- [WHAT THE TASK ASKS]
Will you quote all of the entries, word for word?

(Data entries for graphics)
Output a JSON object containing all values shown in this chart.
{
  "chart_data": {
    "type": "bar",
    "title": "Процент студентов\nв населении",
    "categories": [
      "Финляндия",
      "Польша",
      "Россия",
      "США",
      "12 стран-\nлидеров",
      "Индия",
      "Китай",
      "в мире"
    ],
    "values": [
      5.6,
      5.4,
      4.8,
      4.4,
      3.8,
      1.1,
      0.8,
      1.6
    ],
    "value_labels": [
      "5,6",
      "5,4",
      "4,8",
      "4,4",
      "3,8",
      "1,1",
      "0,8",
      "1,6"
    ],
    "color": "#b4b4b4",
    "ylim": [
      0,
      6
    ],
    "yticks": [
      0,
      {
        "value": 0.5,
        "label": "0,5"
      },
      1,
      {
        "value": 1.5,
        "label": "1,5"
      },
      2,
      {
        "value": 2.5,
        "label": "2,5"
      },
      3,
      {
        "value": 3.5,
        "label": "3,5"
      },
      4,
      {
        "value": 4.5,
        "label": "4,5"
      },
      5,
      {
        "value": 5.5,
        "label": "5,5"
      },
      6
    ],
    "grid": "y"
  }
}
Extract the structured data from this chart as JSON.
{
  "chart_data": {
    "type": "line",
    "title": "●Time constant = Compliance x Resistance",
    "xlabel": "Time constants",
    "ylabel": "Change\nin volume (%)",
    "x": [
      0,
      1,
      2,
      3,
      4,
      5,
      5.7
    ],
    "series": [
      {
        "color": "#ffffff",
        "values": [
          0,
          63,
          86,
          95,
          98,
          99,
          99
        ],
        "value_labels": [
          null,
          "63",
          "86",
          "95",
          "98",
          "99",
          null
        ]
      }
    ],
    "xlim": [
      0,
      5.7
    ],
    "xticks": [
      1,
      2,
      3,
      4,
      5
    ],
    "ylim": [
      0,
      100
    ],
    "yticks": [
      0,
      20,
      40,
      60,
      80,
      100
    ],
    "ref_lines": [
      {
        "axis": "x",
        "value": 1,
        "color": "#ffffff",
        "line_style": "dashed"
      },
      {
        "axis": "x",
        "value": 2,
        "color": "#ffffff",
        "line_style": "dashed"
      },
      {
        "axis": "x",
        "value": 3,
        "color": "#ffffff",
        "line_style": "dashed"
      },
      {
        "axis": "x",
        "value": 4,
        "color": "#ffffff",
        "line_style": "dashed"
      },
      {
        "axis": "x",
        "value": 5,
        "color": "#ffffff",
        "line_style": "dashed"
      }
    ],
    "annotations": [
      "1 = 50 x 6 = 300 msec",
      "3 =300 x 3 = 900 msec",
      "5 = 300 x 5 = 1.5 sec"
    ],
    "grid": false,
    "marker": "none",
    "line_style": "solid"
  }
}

- [EXERCISE ANSWER]
Output a JSON object containing all values shown in this chart.
{
  "chart_data": {
    "type": "bar",
    "title": "Процент студентов\nв населении",
    "categories": [
      "Финляндия",
      "Польша",
      "Россия",
      "США",
      "12 стран-\nлидеров",
      "Индия",
      "Китай",
      "в мире"
    ],
    "values": [
      5.6,
      5.4,
      4.8,
      4.4,
      3.8,
      1.1,
      0.8,
      1.6
    ],
    "value_labels": [
      "5,6",
      "5,4",
      "4,8",
      "4,4",
      "3,8",
      "1,1",
      "0,8",
      "1,6"
    ],
    "color": "#b4b4b4",
    "ylim": [
      0,
      6
    ],
    "yticks": [
      0,
      {
        "value": 0.5,
        "label": "0,5"
      },
      1,
      {
        "value": 1.5,
        "label": "1,5"
      },
      2,
      {
        "value": 2.5,
        "label": "2,5"
      },
      3,
      {
        "value": 3.5,
        "label": "3,5"
      },
      4,
      {
        "value": 4.5,
        "label": "4,5"
      },
      5,
      {
        "value": 5.5,
        "label": "5,5"
      },
      6
    ],
    "grid": "y"
  }
}
Extract the structured data from this chart as JSON.
{
  "chart_data": {
    "type": "line",
    "title": "●Time constant = Compliance x Resistance",
    "xlabel": "Time constants",
    "ylabel": "Change\nin volume (%)",
    "x": [
      0,
      1,
      2,
      3,
      4,
      5,
      5.7
    ],
    "series": [
      {
        "color": "#ffffff",
        "values": [
          0,
          63,
          86,
          95,
          98,
          99,
          99
        ],
        "value_labels": [
          null,
          "63",
          "86",
          "95",
          "98",
          "99",
          null
        ]
      }
    ],
    "xlim": [
      0,
      5.7
    ],
    "xticks": [
      1,
      2,
      3,
      4,
      5
    ],
    "ylim": [
      0,
      100
    ],
    "yticks": [
      0,
      20,
      40,
      60,
      80,
      100
    ],
    "ref_lines": [
      {
        "axis": "x",
        "value": 1,
        "color": "#ffffff",
        "line_style": "dashed"
      },
      {
        "axis": "x",
        "value": 2,
        "color": "#ffffff",
        "line_style": "dashed"
      },
      {
        "axis": "x",
        "value": 3,
        "color": "#ffffff",
        "line_style": "dashed"
      },
      {
        "axis": "x",
        "value": 4,
        "color": "#ffffff",
        "line_style": "dashed"
      },
      {
        "axis": "x",
        "value": 5,
        "color": "#ffffff",
        "line_style": "dashed"
      }
    ],
    "annotations": [
      "1 = 50 x 6 = 300 msec",
      "3 =300 x 3 = 900 msec",
      "5 = 300 x 5 = 1.5 sec"
    ],
    "grid": false,
    "marker": "none",
    "line_style": "solid"
  }
}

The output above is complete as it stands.